TO DO:
Find every line of the listing below where "document" appears, and copy it.

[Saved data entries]
*****
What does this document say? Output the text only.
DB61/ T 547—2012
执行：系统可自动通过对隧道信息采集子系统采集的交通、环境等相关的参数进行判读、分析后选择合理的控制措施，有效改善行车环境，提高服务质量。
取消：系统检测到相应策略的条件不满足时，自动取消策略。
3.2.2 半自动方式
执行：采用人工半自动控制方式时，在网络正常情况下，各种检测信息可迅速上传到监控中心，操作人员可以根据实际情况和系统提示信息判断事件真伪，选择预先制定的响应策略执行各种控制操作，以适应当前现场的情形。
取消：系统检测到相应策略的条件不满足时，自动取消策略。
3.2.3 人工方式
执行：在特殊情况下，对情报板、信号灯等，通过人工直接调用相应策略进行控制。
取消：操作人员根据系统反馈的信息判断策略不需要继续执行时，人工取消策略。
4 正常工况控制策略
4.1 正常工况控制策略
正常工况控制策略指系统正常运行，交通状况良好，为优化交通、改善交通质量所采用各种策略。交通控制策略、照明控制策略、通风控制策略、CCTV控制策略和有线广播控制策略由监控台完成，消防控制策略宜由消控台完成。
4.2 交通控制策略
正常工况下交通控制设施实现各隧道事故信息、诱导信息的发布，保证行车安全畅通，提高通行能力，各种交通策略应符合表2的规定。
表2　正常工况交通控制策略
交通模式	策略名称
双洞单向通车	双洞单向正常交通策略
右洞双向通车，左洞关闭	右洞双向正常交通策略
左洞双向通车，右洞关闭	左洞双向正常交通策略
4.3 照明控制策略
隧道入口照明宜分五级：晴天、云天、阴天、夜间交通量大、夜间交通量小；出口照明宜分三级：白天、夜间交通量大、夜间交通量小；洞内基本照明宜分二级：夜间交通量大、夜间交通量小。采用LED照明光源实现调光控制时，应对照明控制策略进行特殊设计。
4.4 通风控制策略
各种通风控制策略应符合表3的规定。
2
*****
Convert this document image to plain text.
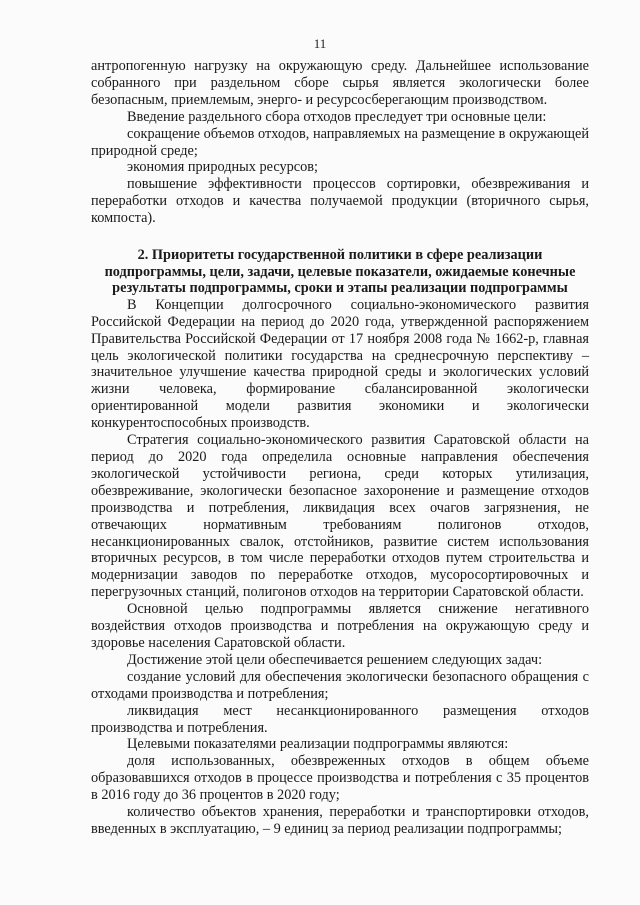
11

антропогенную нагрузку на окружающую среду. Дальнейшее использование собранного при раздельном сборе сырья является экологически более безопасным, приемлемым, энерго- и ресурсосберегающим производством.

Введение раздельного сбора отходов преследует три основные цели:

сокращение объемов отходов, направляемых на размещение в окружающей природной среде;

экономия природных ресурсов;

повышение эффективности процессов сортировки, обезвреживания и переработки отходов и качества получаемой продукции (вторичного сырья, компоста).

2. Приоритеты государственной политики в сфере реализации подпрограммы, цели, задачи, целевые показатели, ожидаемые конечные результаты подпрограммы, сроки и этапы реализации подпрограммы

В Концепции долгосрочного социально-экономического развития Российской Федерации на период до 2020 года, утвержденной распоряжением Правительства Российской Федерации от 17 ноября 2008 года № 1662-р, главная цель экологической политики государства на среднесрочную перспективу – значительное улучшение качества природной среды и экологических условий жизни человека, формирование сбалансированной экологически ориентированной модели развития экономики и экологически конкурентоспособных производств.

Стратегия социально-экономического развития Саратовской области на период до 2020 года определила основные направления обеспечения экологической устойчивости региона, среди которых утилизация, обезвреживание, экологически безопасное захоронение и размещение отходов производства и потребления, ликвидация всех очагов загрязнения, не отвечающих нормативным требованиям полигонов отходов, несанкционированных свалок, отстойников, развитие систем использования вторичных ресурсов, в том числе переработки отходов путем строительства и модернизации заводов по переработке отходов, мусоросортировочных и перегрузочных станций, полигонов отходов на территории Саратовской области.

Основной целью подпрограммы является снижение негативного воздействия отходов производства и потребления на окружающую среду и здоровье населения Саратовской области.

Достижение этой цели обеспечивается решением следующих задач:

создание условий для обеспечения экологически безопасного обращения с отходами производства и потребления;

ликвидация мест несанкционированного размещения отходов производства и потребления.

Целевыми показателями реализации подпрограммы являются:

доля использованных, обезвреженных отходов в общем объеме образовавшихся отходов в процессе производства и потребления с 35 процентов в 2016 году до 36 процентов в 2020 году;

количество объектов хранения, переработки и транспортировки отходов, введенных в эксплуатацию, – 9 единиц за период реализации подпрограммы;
*****
RESULT OF THE TASK:
What does this document say? Output the text only.
Convert this document image to plain text.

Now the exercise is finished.